#### What you are asked to do:
Retype all of the listing exactly, passing over any picture you find.

#### Dataset:
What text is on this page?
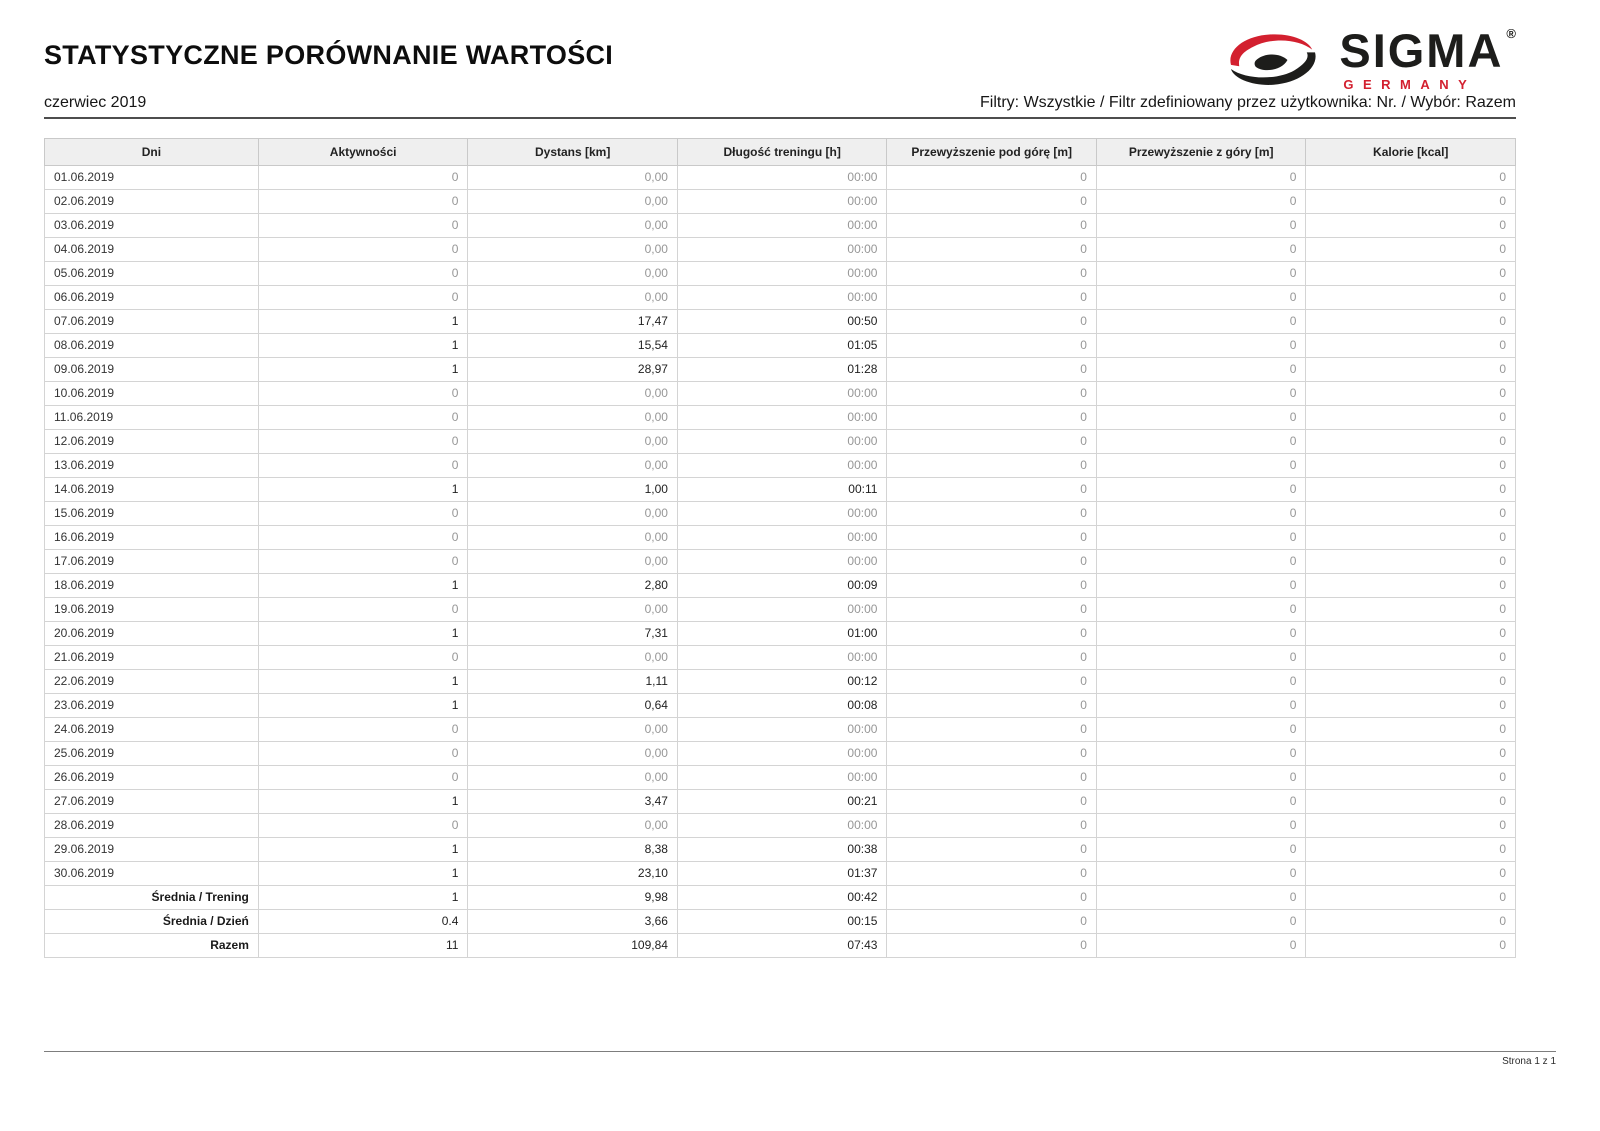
STATYSTYCZNE PORÓWNANIE WARTOŚCI	SIGMA ®
GERMANY
czerwiec 2019	Filtry: Wszystkie / Filtr zdefiniowany przez użytkownika: Nr. / Wybór: Razem
Dni	Aktywności	Dystans [km]	Długość treningu [h]	Przewyższenie pod górę [m]	Przewyższenie z góry [m]	Kalorie [kcal]
01.06.2019	0	0,00	00:00	0	0	0
02.06.2019	0	0,00	00:00	0	0	0
03.06.2019	0	0,00	00:00	0	0	0
04.06.2019	0	0,00	00:00	0	0	0
05.06.2019	0	0,00	00:00	0	0	0
06.06.2019	0	0,00	00:00	0	0	0
07.06.2019	1	17,47	00:50	0	0	0
08.06.2019	1	15,54	01:05	0	0	0
09.06.2019	1	28,97	01:28	0	0	0
10.06.2019	0	0,00	00:00	0	0	0
11.06.2019	0	0,00	00:00	0	0	0
12.06.2019	0	0,00	00:00	0	0	0
13.06.2019	0	0,00	00:00	0	0	0
14.06.2019	1	1,00	00:11	0	0	0
15.06.2019	0	0,00	00:00	0	0	0
16.06.2019	0	0,00	00:00	0	0	0
17.06.2019	0	0,00	00:00	0	0	0
18.06.2019	1	2,80	00:09	0	0	0
19.06.2019	0	0,00	00:00	0	0	0
20.06.2019	1	7,31	01:00	0	0	0
21.06.2019	0	0,00	00:00	0	0	0
22.06.2019	1	1,11	00:12	0	0	0
23.06.2019	1	0,64	00:08	0	0	0
24.06.2019	0	0,00	00:00	0	0	0
25.06.2019	0	0,00	00:00	0	0	0
26.06.2019	0	0,00	00:00	0	0	0
27.06.2019	1	3,47	00:21	0	0	0
28.06.2019	0	0,00	00:00	0	0	0
29.06.2019	1	8,38	00:38	0	0	0
30.06.2019	1	23,10	01:37	0	0	0
Średnia / Trening	1	9,98	00:42	0	0	0
Średnia / Dzień	0.4	3,66	00:15	0	0	0
Razem	11	109,84	07:43	0	0	0
Strona 1 z 1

#### Solution:
What text is on this page?
STATYSTYCZNE PORÓWNANIE WARTOŚCI	SIGMA ®
GERMANY
czerwiec 2019	Filtry: Wszystkie / Filtr zdefiniowany przez użytkownika: Nr. / Wybór: Razem
Dni	Aktywności	Dystans [km]	Długość treningu [h]	Przewyższenie pod górę [m]	Przewyższenie z góry [m]	Kalorie [kcal]
01.06.2019	0	0,00	00:00	0	0	0
02.06.2019	0	0,00	00:00	0	0	0
03.06.2019	0	0,00	00:00	0	0	0
04.06.2019	0	0,00	00:00	0	0	0
05.06.2019	0	0,00	00:00	0	0	0
06.06.2019	0	0,00	00:00	0	0	0
07.06.2019	1	17,47	00:50	0	0	0
08.06.2019	1	15,54	01:05	0	0	0
09.06.2019	1	28,97	01:28	0	0	0
10.06.2019	0	0,00	00:00	0	0	0
11.06.2019	0	0,00	00:00	0	0	0
12.06.2019	0	0,00	00:00	0	0	0
13.06.2019	0	0,00	00:00	0	0	0
14.06.2019	1	1,00	00:11	0	0	0
15.06.2019	0	0,00	00:00	0	0	0
16.06.2019	0	0,00	00:00	0	0	0
17.06.2019	0	0,00	00:00	0	0	0
18.06.2019	1	2,80	00:09	0	0	0
19.06.2019	0	0,00	00:00	0	0	0
20.06.2019	1	7,31	01:00	0	0	0
21.06.2019	0	0,00	00:00	0	0	0
22.06.2019	1	1,11	00:12	0	0	0
23.06.2019	1	0,64	00:08	0	0	0
24.06.2019	0	0,00	00:00	0	0	0
25.06.2019	0	0,00	00:00	0	0	0
26.06.2019	0	0,00	00:00	0	0	0
27.06.2019	1	3,47	00:21	0	0	0
28.06.2019	0	0,00	00:00	0	0	0
29.06.2019	1	8,38	00:38	0	0	0
30.06.2019	1	23,10	01:37	0	0	0
Średnia / Trening	1	9,98	00:42	0	0	0
Średnia / Dzień	0.4	3,66	00:15	0	0	0
Razem	11	109,84	07:43	0	0	0
Strona 1 z 1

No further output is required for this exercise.